### Questions to answer
1. Transcribe a part of the SQL Plan Manager excerpt below. Begin at the words "From the output" and stop after "i_color = _spm_const_range(1, 10, 50)".
2. In the SQL Plan Manager excerpt below, which function does the excerpt suggest using to apply different baselines for different i_color values?
3. Summarize the SQL Plan Manager excerpt below in two sentences.

### Source passage

● ● ● ●

From the output above, you can see the query is rewritten by the Baseline with distinguished parameters in SQL Plan Manager functions.
Example 2
For the following query, if you want to use a different baseline for different i_color
select i_item_id, sum(ss_ext_sales_price) total_sales
from store_sales join item on ss_item_sk = i_item_sk
where i_color = 25
group by i_item_id
You can use '_spm_const_range' to:
-- 10 <= i_color <= 50 时,使用 SHUFFLE JOIN
MySQL tpcds> create baseline using select i_item_id, sum(ss_ext_sales_price) total_sales
from store_sales join[SHUFFLE] item on ss_item_sk = i_item_sk
where i_color = _spm_const_range(1, 10, 50)
group by i_item_id
Query OK, 0 rows affected
Time: 0.017s
-- i_color 为 60,70,80 时,使用 BROADCAST JOIN
MySQL tpcds> create baseline using select i_item_id, sum(ss_ext_sales_price) total_sales
from store_sales join[BROADCAST] item on ss_item_sk = i_item_sk
where i_color = _spm_const_enum(1, 60, 70, 80)

● ● ● ●

### Data listing

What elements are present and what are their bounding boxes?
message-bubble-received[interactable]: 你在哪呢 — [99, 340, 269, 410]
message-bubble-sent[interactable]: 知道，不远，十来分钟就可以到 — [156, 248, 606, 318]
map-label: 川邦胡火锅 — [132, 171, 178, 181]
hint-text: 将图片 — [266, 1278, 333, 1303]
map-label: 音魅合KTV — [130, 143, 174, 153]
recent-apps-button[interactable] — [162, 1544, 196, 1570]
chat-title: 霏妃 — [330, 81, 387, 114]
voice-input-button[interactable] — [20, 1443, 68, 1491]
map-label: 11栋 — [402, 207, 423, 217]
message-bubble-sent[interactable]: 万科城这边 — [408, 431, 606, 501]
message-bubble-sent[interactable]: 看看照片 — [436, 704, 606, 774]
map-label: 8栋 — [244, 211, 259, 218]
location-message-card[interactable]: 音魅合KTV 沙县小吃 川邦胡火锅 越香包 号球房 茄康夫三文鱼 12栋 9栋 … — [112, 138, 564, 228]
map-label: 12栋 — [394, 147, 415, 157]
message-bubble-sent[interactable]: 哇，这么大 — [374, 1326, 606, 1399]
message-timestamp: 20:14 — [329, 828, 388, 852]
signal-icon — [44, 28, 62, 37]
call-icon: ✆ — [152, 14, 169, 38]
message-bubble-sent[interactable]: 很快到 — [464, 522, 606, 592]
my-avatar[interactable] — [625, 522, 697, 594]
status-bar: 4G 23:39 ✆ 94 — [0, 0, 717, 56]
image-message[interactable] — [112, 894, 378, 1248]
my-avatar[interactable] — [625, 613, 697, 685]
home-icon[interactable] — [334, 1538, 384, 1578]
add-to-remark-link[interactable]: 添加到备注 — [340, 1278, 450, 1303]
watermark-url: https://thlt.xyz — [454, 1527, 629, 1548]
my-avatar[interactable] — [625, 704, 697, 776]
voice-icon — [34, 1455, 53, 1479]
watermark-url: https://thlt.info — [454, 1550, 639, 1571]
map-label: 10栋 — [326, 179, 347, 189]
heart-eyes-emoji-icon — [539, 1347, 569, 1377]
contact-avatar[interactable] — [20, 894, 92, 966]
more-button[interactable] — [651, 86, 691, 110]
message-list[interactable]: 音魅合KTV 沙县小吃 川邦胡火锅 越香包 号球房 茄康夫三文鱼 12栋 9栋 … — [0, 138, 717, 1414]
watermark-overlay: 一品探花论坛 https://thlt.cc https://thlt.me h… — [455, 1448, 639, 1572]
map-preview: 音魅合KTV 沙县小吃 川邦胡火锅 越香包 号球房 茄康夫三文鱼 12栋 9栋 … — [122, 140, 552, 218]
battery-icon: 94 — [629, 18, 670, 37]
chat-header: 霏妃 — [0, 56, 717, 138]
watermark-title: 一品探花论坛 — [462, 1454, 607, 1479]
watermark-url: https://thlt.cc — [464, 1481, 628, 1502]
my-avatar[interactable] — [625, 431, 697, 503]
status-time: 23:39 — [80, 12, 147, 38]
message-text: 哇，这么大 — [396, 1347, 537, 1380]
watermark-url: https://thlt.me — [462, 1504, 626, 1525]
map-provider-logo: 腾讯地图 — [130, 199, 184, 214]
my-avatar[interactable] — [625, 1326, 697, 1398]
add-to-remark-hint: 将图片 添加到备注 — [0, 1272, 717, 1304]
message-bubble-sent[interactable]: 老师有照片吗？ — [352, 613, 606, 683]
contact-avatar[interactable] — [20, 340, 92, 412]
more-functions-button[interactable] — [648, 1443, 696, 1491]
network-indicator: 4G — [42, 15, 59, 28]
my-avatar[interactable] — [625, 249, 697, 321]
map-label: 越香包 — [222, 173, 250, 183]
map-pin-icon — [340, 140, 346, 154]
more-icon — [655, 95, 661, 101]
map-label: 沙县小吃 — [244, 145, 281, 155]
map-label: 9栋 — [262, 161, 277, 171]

● ● ● ●

### Expected results
1.
From the output above, you can see the query is rewritten by the Baseline with distinguished parameters in SQL Plan Manager functions.
Example 2
For the following query, if you want to use a different baseline for different i_color
select i_item_id, sum(ss_ext_sales_price) total_sales
from store_sales join item on ss_item_sk = i_item_sk
where i_color = 25
group by i_item_id
You can use '_spm_const_range' to:
-- 10 <= i_color <= 50 时,使用 SHUFFLE JOIN
MySQL tpcds> create baseline using select i_item_id, sum(ss_ext_sales_price) total_sales
from store_sales join[SHUFFLE] item on ss_item_sk = i_item_sk
where i_color = _spm_const_range(1, 10, 50)

2. '_spm_const_range'

3. The excerpt notes that a query is rewritten by the baseline with distinguished parameters in SQL Plan Manager functions, then gives a second example in which a sales query grouped by i_item_id should use different baselines for different i_color values. It creates one baseline with a SHUFFLE join where i_color is set through _spm_const_range(1, 10, 50), and another with a BROADCAST join where i_color is set through _spm_const_enum(1, 60, 70, 80).